(Aim) Copy out every line that contains "Dollar".

(Records for this task)

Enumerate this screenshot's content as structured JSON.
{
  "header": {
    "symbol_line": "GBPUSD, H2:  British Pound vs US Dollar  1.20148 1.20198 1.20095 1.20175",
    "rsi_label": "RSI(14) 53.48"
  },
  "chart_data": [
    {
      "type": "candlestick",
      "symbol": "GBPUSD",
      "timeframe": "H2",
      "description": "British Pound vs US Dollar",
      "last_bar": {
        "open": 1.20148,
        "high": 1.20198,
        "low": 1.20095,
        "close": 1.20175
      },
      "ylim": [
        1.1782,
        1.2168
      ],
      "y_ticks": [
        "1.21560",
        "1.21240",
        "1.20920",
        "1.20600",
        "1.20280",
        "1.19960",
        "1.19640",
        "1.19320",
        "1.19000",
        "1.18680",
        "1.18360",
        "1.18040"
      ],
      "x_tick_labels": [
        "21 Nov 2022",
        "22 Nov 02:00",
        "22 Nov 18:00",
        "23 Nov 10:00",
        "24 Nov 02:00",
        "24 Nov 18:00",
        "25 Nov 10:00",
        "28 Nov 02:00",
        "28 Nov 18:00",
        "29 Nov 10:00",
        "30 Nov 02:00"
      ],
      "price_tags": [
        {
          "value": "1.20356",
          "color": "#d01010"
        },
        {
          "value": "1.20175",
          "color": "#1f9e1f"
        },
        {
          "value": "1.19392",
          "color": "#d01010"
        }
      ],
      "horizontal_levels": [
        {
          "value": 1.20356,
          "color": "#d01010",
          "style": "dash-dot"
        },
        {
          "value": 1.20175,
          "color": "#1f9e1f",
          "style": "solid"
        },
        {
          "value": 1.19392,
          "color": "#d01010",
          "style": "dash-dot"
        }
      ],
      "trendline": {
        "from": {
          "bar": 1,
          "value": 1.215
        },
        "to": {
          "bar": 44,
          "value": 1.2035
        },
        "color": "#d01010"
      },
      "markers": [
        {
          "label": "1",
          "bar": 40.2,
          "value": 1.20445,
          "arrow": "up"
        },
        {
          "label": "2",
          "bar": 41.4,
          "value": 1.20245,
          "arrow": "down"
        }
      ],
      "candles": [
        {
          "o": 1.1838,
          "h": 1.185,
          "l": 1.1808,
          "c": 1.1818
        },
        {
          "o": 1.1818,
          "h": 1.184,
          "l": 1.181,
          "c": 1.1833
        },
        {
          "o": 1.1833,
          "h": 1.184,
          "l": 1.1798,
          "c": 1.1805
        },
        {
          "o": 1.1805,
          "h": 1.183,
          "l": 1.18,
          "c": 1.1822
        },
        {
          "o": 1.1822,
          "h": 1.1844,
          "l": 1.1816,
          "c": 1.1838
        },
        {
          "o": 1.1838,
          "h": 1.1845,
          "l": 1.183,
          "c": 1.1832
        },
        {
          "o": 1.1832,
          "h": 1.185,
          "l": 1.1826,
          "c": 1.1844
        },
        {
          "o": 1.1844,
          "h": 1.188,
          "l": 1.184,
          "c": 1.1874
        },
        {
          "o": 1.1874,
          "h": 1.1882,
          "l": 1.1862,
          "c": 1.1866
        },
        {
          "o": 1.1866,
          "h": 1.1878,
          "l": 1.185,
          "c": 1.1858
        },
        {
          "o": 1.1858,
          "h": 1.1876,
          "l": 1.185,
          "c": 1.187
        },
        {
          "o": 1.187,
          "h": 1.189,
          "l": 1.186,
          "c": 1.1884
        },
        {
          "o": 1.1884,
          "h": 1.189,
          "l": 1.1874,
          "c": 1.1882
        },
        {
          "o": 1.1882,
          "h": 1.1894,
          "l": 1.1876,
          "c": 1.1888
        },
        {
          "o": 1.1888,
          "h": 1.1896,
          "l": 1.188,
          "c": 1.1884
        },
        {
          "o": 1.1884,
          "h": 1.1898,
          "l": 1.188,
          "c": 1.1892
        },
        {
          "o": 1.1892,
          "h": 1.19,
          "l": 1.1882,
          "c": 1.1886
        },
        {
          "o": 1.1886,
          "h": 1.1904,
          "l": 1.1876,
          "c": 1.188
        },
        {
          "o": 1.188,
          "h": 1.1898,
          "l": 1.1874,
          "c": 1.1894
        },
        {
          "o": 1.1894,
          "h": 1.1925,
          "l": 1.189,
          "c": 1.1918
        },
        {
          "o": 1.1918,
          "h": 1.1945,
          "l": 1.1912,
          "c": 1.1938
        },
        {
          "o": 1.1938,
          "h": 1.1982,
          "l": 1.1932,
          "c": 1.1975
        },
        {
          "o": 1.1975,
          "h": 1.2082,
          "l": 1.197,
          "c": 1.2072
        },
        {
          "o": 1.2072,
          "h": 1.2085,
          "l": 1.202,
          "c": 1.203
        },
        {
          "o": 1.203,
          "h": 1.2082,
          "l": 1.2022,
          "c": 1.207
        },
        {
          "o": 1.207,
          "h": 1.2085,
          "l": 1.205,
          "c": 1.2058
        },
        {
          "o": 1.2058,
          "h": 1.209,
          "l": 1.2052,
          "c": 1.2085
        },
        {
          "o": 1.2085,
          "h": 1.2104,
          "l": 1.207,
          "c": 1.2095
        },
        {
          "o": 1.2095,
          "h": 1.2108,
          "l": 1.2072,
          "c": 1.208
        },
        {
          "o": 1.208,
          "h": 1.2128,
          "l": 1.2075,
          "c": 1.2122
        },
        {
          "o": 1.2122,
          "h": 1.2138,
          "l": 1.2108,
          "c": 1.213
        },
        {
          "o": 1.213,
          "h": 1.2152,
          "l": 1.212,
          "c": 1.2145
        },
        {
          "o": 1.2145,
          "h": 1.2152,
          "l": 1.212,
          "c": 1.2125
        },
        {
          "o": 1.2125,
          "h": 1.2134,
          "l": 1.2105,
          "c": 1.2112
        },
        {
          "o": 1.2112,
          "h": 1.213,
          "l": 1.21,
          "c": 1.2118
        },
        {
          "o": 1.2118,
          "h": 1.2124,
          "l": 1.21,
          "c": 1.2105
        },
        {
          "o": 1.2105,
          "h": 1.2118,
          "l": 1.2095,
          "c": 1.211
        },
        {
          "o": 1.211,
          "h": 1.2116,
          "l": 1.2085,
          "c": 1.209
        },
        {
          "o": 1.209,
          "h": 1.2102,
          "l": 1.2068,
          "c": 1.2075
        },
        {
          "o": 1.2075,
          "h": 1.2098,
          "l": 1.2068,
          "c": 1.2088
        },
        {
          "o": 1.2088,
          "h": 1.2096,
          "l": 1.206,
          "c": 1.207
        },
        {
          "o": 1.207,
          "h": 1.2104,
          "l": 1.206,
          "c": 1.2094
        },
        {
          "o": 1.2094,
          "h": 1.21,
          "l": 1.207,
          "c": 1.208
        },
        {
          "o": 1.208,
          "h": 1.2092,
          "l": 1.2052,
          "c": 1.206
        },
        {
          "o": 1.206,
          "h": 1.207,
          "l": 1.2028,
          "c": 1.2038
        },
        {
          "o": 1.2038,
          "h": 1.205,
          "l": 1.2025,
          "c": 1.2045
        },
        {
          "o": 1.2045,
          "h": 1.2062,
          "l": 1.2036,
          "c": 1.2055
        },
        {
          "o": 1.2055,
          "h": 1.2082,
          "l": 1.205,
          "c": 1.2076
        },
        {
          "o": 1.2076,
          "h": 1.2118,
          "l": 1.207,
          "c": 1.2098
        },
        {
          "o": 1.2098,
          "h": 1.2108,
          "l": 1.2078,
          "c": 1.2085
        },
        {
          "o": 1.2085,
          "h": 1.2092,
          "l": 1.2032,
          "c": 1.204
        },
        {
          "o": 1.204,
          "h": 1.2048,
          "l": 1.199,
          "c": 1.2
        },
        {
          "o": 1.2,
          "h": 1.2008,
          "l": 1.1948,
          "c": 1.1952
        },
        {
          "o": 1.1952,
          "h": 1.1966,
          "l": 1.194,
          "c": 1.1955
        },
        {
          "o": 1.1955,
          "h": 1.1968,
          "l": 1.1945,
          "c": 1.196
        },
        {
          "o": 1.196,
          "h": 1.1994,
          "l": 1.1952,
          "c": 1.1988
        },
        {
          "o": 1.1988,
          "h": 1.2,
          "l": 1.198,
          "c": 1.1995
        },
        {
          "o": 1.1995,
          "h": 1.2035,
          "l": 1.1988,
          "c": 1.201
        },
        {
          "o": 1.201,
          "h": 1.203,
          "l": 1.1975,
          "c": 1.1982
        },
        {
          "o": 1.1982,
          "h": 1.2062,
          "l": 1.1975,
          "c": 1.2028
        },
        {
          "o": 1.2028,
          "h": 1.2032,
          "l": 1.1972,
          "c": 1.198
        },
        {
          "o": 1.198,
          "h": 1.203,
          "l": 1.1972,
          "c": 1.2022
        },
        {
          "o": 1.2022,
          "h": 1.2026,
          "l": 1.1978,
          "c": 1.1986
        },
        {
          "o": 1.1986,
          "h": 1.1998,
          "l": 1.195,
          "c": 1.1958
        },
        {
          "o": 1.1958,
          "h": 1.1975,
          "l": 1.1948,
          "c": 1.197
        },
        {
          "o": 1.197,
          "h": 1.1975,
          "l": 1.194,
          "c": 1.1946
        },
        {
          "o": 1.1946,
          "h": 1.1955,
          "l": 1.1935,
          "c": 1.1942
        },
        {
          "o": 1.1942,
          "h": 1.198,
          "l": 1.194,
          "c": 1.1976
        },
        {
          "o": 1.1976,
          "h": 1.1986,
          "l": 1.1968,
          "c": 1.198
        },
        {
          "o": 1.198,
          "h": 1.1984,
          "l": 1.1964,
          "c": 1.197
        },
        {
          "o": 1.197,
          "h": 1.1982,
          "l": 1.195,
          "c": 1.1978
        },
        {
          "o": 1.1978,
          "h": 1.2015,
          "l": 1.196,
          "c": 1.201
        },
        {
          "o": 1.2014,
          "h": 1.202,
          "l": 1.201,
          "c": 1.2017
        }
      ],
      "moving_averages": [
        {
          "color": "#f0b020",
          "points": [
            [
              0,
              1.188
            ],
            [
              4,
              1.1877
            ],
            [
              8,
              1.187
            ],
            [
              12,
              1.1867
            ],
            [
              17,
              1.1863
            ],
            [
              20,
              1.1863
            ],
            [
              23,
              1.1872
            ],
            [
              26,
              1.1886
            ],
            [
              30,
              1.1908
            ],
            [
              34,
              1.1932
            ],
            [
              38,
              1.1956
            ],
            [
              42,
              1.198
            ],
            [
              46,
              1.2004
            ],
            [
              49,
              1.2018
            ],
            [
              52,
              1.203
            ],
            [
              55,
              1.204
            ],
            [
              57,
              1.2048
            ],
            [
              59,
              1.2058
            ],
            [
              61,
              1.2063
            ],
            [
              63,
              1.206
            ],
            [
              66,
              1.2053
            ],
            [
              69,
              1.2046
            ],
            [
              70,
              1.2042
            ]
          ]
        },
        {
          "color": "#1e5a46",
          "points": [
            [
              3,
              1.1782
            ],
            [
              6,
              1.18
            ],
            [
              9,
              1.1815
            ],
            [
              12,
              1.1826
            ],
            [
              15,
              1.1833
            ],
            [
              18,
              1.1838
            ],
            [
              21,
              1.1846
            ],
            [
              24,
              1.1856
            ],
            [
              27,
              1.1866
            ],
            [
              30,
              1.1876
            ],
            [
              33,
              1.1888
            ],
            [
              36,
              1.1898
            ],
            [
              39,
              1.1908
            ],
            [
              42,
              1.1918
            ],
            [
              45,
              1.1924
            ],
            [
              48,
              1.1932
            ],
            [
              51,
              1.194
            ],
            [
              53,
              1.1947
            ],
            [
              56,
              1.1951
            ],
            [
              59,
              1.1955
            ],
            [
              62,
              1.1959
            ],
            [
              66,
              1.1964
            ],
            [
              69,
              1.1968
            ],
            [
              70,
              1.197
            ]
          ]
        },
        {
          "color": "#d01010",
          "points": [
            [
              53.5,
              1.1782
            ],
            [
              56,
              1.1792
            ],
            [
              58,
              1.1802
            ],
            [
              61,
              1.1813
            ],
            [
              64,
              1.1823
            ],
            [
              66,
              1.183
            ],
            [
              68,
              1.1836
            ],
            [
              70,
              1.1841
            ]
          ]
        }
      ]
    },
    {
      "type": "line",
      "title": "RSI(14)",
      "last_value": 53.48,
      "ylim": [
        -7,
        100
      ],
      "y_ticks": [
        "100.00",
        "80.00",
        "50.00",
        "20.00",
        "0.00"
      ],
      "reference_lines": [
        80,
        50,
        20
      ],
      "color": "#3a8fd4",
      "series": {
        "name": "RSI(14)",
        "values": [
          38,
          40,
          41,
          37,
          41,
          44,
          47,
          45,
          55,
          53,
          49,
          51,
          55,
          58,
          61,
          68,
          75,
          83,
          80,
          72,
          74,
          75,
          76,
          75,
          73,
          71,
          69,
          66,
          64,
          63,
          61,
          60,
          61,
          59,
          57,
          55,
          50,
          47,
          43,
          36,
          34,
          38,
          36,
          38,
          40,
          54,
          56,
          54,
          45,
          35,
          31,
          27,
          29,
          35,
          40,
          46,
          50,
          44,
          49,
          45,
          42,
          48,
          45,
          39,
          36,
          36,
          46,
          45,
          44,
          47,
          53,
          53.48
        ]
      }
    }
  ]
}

(Response)
    "symbol_line": "GBPUSD, H2:  British Pound vs US Dollar  1.20148 1.20198 1.20095 1.20175",
      "description": "British Pound vs US Dollar",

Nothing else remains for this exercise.